What is required:
Nothing but the lines from the one containing "What data populates" to the end of the data should be returned, each exactly as written.

Extracted records:
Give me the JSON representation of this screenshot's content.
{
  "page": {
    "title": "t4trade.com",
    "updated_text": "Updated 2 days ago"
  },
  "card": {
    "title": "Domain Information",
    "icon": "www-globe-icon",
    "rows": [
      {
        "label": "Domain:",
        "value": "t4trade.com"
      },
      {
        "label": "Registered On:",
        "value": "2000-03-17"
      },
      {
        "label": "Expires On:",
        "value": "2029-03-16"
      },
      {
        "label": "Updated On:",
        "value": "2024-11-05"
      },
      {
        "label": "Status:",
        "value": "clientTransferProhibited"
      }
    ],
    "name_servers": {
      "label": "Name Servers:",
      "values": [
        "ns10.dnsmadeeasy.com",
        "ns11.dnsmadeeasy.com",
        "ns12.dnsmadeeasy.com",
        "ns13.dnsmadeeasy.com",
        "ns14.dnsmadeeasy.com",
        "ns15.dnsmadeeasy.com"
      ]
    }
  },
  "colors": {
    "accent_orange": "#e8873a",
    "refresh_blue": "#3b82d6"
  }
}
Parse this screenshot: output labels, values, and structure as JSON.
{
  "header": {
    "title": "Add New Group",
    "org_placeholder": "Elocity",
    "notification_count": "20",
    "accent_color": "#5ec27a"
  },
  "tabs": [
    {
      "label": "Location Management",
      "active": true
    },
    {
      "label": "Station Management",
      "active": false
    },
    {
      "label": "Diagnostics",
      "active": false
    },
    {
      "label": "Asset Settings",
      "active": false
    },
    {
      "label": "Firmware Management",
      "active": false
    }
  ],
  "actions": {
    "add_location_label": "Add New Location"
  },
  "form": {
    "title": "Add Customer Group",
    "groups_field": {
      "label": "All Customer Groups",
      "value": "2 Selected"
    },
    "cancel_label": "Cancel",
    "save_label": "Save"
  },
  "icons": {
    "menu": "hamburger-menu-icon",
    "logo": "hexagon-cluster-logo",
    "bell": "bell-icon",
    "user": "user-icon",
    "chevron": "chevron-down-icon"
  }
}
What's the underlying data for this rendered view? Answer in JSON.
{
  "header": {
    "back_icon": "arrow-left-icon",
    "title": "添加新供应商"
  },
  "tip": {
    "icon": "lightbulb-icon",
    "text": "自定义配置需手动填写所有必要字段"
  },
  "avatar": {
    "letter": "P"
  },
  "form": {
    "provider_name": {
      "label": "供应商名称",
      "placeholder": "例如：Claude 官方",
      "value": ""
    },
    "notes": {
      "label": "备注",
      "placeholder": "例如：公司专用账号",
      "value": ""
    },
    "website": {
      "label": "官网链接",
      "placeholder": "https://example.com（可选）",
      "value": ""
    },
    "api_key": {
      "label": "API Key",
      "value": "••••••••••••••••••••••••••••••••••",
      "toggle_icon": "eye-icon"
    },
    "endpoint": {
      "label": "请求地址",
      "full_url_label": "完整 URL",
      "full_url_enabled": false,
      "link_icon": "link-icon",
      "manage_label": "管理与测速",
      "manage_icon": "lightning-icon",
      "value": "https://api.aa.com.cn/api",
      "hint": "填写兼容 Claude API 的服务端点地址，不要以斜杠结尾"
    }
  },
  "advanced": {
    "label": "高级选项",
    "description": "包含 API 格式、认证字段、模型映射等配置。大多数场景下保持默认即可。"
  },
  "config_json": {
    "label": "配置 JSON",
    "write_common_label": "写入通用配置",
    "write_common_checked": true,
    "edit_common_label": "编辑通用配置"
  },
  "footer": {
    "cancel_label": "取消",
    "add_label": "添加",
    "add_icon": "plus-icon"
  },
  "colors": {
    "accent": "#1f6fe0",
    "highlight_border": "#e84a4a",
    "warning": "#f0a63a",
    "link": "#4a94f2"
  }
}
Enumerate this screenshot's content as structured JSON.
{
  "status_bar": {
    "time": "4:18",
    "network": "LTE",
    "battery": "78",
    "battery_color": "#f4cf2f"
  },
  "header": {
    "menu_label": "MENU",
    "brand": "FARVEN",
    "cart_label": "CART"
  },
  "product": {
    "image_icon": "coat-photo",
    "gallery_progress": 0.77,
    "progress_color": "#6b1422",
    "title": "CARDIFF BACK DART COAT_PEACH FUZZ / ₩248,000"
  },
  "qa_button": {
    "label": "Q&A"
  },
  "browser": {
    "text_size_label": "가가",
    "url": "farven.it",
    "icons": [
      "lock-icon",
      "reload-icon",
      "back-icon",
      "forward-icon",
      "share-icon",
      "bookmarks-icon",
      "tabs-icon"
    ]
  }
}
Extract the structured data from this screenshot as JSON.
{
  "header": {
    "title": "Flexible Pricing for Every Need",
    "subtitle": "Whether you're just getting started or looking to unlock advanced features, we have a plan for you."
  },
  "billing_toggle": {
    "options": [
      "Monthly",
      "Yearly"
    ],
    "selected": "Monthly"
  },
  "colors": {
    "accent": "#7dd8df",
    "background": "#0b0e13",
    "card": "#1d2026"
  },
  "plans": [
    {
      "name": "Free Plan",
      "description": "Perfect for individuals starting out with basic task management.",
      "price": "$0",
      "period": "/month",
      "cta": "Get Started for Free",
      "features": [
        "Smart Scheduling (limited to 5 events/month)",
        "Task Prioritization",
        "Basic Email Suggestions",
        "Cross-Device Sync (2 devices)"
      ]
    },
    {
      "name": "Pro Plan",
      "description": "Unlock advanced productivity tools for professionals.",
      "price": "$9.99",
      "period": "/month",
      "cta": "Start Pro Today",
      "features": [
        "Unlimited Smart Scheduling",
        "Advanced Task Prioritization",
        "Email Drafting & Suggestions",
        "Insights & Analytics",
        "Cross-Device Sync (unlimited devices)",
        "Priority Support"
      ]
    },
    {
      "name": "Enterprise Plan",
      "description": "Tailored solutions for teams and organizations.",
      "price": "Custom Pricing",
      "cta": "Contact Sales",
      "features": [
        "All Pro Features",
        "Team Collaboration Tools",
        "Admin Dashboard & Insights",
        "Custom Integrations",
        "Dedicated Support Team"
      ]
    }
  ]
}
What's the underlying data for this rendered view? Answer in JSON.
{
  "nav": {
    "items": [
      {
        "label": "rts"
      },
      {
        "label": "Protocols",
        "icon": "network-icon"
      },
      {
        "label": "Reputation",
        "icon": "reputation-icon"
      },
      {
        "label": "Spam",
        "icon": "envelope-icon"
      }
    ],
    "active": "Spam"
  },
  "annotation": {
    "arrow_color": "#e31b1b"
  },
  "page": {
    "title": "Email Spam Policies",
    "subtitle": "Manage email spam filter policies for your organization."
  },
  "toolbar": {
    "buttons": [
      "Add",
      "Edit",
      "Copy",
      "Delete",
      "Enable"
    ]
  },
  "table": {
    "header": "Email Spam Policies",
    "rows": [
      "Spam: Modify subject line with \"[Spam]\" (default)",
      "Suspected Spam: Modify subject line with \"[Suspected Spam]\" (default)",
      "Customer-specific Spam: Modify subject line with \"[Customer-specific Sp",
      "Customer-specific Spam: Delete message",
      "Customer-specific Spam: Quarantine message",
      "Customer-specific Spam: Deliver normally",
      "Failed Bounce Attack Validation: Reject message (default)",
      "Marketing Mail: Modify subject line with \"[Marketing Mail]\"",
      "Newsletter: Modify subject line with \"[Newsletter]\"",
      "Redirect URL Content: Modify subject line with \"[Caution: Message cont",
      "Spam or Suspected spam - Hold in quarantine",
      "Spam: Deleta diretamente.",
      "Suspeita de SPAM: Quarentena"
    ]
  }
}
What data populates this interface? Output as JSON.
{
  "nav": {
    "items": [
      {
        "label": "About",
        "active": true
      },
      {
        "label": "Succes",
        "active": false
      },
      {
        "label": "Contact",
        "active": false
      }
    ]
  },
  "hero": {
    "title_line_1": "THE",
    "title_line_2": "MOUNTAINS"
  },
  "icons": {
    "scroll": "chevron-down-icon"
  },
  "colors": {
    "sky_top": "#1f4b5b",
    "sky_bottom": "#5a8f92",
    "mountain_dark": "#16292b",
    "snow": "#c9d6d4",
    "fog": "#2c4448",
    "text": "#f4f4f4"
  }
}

Written answer:
What data populates this interface? Output as JSON.
{
  "nav": {
    "items": [
      {
        "label": "About",
        "active": true
      },
      {
        "label": "Succes",
        "active": false
      },
      {
        "label": "Contact",
        "active": false
      }
    ]
  },
  "hero": {
    "title_line_1": "THE",
    "title_line_2": "MOUNTAINS"
  },
  "icons": {
    "scroll": "chevron-down-icon"
  },
  "colors": {
    "sky_top": "#1f4b5b",
    "sky_bottom": "#5a8f92",
    "mountain_dark": "#16292b",
    "snow": "#c9d6d4",
    "fog": "#2c4448",
    "text": "#f4f4f4"
  }
}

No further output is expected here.